◆ **Stated task**: Records follow. Copy every line with "Louis".

◆ **Records shown**:
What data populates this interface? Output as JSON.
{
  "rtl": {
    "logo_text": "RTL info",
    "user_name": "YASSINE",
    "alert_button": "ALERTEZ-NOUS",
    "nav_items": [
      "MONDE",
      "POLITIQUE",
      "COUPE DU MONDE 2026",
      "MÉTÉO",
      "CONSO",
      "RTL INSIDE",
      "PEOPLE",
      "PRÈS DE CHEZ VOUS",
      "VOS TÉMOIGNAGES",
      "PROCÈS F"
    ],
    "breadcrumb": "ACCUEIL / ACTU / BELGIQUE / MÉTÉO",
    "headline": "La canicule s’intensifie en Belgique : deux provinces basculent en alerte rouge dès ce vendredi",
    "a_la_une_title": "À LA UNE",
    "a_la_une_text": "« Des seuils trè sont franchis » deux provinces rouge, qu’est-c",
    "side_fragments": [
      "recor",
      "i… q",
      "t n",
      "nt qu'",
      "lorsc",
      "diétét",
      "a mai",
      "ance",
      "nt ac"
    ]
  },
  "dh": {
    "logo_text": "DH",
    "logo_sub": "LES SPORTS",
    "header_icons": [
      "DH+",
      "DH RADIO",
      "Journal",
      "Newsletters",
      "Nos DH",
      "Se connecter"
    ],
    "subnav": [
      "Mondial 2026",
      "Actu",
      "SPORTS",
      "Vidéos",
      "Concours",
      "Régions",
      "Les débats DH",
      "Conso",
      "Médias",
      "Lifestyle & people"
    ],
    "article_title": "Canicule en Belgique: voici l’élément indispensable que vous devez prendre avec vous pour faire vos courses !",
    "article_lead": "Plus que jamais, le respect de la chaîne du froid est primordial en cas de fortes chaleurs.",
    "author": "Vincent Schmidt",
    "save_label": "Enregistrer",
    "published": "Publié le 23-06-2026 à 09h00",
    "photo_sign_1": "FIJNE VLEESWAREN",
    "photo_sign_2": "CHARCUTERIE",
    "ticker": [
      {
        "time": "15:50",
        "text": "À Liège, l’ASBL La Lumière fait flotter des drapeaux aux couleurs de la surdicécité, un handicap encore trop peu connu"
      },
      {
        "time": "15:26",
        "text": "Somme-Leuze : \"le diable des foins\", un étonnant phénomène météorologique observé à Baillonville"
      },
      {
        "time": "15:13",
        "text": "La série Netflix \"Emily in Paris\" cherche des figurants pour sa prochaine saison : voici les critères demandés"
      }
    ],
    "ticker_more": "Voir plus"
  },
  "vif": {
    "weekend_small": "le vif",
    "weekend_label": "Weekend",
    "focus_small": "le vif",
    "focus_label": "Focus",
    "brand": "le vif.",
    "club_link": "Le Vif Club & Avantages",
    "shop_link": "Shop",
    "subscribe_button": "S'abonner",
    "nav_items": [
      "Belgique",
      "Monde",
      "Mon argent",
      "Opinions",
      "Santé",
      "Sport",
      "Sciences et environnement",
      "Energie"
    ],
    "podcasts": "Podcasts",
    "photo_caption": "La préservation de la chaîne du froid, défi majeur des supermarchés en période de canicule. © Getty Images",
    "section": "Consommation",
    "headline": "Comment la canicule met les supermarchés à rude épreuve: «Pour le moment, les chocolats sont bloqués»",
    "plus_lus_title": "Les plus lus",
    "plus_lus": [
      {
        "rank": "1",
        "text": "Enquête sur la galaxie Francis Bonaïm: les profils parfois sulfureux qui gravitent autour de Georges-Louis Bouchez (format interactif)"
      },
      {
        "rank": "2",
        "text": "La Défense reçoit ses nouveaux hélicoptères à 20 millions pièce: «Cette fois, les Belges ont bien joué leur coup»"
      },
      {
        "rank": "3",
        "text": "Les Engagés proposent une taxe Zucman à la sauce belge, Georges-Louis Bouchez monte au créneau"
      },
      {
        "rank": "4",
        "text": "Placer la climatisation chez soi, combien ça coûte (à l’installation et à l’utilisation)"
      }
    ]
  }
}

◆ **Result**:
        "text": "Enquête sur la galaxie Francis Bonaïm: les profils parfois sulfureux qui gravitent autour de Georges-Louis Bouchez (format interactif)"
        "text": "Les Engagés proposent une taxe Zucman à la sauce belge, Georges-Louis Bouchez monte au créneau"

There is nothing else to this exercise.